Raw records:
|---|
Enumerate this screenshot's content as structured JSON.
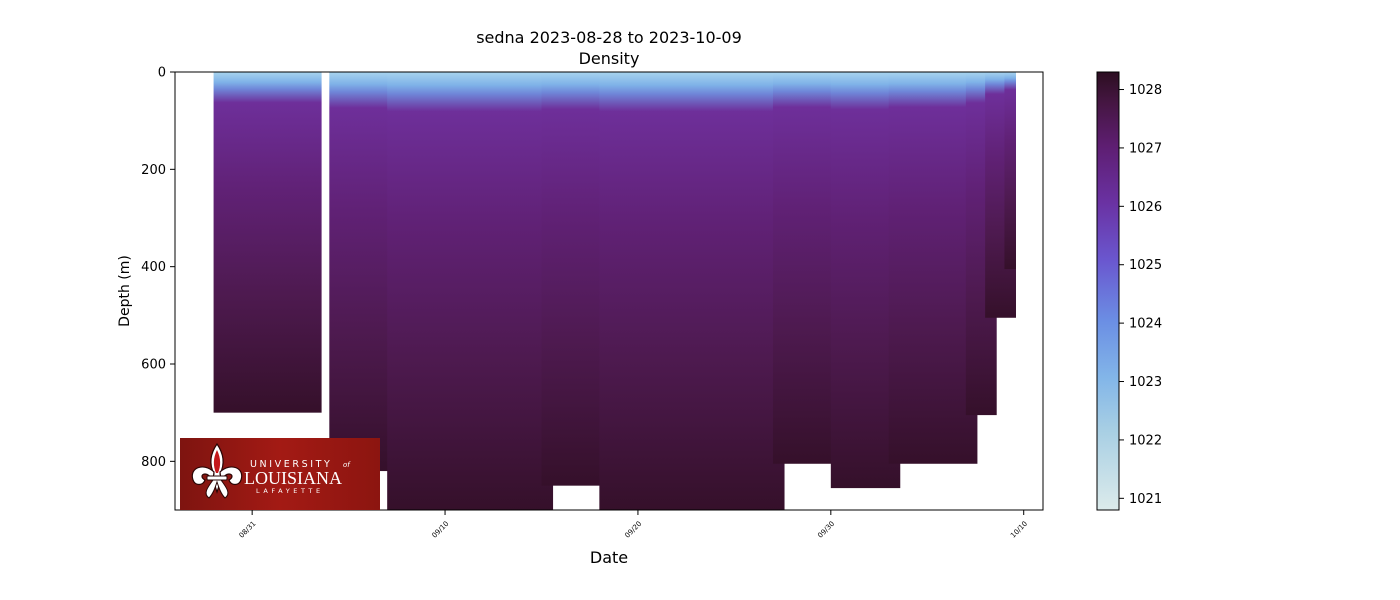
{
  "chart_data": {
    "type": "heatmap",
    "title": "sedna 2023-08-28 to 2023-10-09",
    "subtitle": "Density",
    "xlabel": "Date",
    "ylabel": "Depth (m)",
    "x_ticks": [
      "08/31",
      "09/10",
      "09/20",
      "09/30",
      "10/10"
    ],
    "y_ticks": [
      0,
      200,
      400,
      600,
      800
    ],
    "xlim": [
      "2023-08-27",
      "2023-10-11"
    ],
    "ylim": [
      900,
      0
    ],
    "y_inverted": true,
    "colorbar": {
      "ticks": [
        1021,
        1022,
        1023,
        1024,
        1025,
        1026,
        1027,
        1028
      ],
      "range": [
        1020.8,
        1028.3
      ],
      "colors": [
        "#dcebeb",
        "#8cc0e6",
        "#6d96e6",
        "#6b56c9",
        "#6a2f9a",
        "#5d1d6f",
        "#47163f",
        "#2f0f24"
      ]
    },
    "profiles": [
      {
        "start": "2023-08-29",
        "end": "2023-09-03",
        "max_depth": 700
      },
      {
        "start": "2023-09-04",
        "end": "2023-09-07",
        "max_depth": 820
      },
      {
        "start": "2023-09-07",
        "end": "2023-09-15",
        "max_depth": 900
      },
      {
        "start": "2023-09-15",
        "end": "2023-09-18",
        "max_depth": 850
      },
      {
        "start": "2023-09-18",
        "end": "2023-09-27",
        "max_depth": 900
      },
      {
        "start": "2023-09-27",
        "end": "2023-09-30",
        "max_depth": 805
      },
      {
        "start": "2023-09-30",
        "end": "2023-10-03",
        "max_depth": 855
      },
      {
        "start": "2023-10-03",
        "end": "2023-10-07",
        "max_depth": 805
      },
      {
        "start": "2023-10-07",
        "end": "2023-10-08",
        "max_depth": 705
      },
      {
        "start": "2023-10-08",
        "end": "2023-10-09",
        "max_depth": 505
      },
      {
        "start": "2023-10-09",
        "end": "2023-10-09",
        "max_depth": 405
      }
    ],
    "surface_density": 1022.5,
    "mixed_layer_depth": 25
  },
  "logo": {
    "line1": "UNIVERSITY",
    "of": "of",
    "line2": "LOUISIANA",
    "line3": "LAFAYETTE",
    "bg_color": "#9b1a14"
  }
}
|---|
#### [Requirement]
Whichever lines contain the string "start", select and copy them.

#### [The reply]
        "start": "2023-08-29",
        "start": "2023-09-04",
        "start": "2023-09-07",
        "start": "2023-09-15",
        "start": "2023-09-18",
        "start": "2023-09-27",
        "start": "2023-09-30",
        "start": "2023-10-03",
        "start": "2023-10-07",
        "start": "2023-10-08",
        "start": "2023-10-09",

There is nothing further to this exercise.